*WHAT THE EXERCISE ASKS*. Make an exact copy of the entries below.
^^^^^^^^^^^^^^^^
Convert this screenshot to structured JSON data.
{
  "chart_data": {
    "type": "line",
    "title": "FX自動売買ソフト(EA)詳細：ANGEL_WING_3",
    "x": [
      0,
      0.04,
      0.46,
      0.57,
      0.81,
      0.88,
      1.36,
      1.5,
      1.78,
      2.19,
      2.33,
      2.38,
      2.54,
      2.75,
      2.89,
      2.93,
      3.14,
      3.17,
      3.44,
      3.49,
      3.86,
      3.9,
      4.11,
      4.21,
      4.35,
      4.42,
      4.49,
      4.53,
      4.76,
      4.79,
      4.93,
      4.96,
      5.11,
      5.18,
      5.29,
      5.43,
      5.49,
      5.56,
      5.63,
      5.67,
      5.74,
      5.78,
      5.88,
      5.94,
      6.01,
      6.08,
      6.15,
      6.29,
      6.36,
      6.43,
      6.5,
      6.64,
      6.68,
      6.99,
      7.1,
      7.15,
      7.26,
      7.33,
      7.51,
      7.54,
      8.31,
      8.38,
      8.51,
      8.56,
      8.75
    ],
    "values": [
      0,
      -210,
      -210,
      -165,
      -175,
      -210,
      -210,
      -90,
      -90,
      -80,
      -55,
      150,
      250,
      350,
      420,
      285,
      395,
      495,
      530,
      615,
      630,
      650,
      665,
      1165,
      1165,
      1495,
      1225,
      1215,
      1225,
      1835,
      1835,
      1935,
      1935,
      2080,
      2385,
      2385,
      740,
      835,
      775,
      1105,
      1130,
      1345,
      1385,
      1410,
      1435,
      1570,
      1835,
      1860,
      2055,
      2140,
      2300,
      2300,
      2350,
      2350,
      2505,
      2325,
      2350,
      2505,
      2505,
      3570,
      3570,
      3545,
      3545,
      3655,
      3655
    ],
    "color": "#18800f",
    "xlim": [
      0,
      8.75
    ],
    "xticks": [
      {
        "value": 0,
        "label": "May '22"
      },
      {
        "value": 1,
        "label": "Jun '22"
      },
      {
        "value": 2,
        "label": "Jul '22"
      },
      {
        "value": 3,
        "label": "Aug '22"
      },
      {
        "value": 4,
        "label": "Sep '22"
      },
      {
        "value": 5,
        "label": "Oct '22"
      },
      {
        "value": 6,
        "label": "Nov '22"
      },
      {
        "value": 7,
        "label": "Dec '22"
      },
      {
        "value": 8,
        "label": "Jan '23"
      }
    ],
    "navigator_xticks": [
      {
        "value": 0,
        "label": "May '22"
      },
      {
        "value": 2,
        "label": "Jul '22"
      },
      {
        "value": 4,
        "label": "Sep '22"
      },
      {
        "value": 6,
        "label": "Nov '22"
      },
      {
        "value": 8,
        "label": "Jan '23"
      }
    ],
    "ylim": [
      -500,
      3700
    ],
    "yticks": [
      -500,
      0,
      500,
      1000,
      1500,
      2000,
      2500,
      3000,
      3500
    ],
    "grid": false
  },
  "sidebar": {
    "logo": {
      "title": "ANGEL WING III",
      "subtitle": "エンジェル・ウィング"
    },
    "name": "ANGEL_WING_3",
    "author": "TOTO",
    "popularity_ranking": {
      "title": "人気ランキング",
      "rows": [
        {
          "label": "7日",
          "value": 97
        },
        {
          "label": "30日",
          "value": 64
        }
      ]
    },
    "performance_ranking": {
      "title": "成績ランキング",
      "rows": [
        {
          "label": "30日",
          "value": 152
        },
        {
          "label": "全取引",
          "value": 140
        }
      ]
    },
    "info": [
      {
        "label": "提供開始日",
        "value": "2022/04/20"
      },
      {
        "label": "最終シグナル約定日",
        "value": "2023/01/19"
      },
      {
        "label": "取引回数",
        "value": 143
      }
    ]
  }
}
^^^^^^^^^^^^^^^^
*EXPECTED ANSWER*.
Convert this screenshot to structured JSON data.
{
  "chart_data": {
    "type": "line",
    "title": "FX自動売買ソフト(EA)詳細：ANGEL_WING_3",
    "x": [
      0,
      0.04,
      0.46,
      0.57,
      0.81,
      0.88,
      1.36,
      1.5,
      1.78,
      2.19,
      2.33,
      2.38,
      2.54,
      2.75,
      2.89,
      2.93,
      3.14,
      3.17,
      3.44,
      3.49,
      3.86,
      3.9,
      4.11,
      4.21,
      4.35,
      4.42,
      4.49,
      4.53,
      4.76,
      4.79,
      4.93,
      4.96,
      5.11,
      5.18,
      5.29,
      5.43,
      5.49,
      5.56,
      5.63,
      5.67,
      5.74,
      5.78,
      5.88,
      5.94,
      6.01,
      6.08,
      6.15,
      6.29,
      6.36,
      6.43,
      6.5,
      6.64,
      6.68,
      6.99,
      7.1,
      7.15,
      7.26,
      7.33,
      7.51,
      7.54,
      8.31,
      8.38,
      8.51,
      8.56,
      8.75
    ],
    "values": [
      0,
      -210,
      -210,
      -165,
      -175,
      -210,
      -210,
      -90,
      -90,
      -80,
      -55,
      150,
      250,
      350,
      420,
      285,
      395,
      495,
      530,
      615,
      630,
      650,
      665,
      1165,
      1165,
      1495,
      1225,
      1215,
      1225,
      1835,
      1835,
      1935,
      1935,
      2080,
      2385,
      2385,
      740,
      835,
      775,
      1105,
      1130,
      1345,
      1385,
      1410,
      1435,
      1570,
      1835,
      1860,
      2055,
      2140,
      2300,
      2300,
      2350,
      2350,
      2505,
      2325,
      2350,
      2505,
      2505,
      3570,
      3570,
      3545,
      3545,
      3655,
      3655
    ],
    "color": "#18800f",
    "xlim": [
      0,
      8.75
    ],
    "xticks": [
      {
        "value": 0,
        "label": "May '22"
      },
      {
        "value": 1,
        "label": "Jun '22"
      },
      {
        "value": 2,
        "label": "Jul '22"
      },
      {
        "value": 3,
        "label": "Aug '22"
      },
      {
        "value": 4,
        "label": "Sep '22"
      },
      {
        "value": 5,
        "label": "Oct '22"
      },
      {
        "value": 6,
        "label": "Nov '22"
      },
      {
        "value": 7,
        "label": "Dec '22"
      },
      {
        "value": 8,
        "label": "Jan '23"
      }
    ],
    "navigator_xticks": [
      {
        "value": 0,
        "label": "May '22"
      },
      {
        "value": 2,
        "label": "Jul '22"
      },
      {
        "value": 4,
        "label": "Sep '22"
      },
      {
        "value": 6,
        "label": "Nov '22"
      },
      {
        "value": 8,
        "label": "Jan '23"
      }
    ],
    "ylim": [
      -500,
      3700
    ],
    "yticks": [
      -500,
      0,
      500,
      1000,
      1500,
      2000,
      2500,
      3000,
      3500
    ],
    "grid": false
  },
  "sidebar": {
    "logo": {
      "title": "ANGEL WING III",
      "subtitle": "エンジェル・ウィング"
    },
    "name": "ANGEL_WING_3",
    "author": "TOTO",
    "popularity_ranking": {
      "title": "人気ランキング",
      "rows": [
        {
          "label": "7日",
          "value": 97
        },
        {
          "label": "30日",
          "value": 64
        }
      ]
    },
    "performance_ranking": {
      "title": "成績ランキング",
      "rows": [
        {
          "label": "30日",
          "value": 152
        },
        {
          "label": "全取引",
          "value": 140
        }
      ]
    },
    "info": [
      {
        "label": "提供開始日",
        "value": "2022/04/20"
      },
      {
        "label": "最終シグナル約定日",
        "value": "2023/01/19"
      },
      {
        "label": "取引回数",
        "value": 143
      }
    ]
  }
}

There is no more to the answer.